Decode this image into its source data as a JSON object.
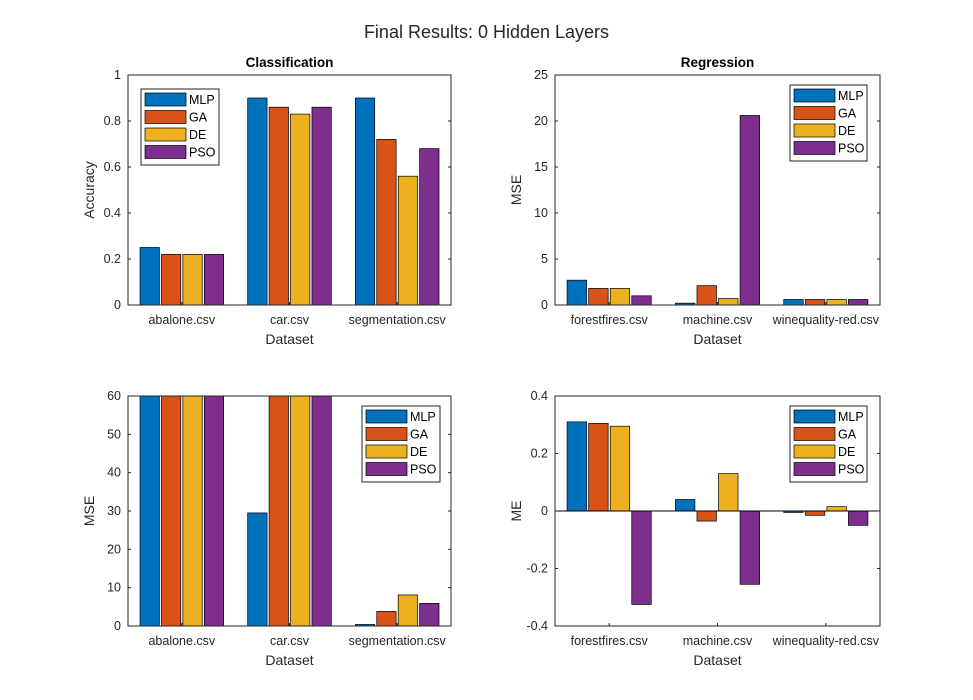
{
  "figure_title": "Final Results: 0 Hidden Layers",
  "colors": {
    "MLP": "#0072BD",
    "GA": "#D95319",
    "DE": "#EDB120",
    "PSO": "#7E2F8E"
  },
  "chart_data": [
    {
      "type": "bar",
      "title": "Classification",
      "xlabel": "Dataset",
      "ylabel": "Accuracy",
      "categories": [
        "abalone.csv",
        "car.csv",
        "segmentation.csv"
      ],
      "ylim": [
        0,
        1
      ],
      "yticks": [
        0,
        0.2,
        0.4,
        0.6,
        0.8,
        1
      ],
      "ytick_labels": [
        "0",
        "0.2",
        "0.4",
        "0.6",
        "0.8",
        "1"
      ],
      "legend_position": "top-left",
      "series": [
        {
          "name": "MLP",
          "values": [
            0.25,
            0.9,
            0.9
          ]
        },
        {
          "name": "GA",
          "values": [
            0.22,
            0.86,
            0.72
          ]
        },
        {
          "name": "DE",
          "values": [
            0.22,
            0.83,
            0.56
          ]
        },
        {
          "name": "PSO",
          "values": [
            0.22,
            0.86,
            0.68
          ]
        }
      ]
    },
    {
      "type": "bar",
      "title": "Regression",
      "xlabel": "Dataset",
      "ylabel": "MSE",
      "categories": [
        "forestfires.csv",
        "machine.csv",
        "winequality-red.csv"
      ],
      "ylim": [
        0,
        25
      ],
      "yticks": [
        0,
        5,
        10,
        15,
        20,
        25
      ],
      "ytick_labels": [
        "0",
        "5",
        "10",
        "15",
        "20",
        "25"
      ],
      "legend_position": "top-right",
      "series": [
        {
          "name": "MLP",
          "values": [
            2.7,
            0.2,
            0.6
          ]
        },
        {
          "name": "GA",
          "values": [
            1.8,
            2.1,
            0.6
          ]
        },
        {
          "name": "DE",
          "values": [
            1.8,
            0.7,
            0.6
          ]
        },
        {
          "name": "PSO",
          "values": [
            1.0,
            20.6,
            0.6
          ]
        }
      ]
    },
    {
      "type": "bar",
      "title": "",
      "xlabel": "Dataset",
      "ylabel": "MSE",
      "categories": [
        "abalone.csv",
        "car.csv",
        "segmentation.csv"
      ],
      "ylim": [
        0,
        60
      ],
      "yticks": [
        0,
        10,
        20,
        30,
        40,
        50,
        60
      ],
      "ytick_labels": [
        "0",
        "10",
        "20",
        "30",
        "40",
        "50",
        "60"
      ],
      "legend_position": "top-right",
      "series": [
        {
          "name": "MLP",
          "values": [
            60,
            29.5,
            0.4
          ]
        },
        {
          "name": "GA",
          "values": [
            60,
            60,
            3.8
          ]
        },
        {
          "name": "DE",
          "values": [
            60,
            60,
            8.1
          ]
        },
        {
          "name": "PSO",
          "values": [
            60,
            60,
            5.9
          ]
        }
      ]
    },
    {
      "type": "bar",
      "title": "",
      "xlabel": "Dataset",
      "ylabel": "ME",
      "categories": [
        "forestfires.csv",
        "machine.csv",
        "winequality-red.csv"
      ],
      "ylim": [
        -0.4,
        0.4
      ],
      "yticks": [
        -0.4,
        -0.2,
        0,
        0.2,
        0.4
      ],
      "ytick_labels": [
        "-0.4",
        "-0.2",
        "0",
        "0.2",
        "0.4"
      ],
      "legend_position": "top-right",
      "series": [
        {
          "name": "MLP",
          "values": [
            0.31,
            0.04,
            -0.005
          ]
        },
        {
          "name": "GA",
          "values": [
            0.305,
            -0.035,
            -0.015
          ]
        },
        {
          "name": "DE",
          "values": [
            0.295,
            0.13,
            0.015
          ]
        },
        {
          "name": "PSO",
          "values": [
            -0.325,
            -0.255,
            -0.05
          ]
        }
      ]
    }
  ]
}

---

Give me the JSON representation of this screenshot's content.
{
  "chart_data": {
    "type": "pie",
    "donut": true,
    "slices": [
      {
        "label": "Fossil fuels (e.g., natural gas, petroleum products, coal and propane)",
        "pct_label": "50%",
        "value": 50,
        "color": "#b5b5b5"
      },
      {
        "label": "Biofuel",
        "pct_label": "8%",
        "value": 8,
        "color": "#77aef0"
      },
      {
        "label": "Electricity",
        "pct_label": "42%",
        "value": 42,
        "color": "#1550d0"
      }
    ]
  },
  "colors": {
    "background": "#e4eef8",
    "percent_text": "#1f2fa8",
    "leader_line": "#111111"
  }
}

---

◆ **TASK STATEMENT**: From the listing above, collect every line that mentions the word "JSON".

◆ **OUTPUT OF THE TASK**:
Decode this image into its source data as a JSON object.
Give me the JSON representation of this screenshot's content.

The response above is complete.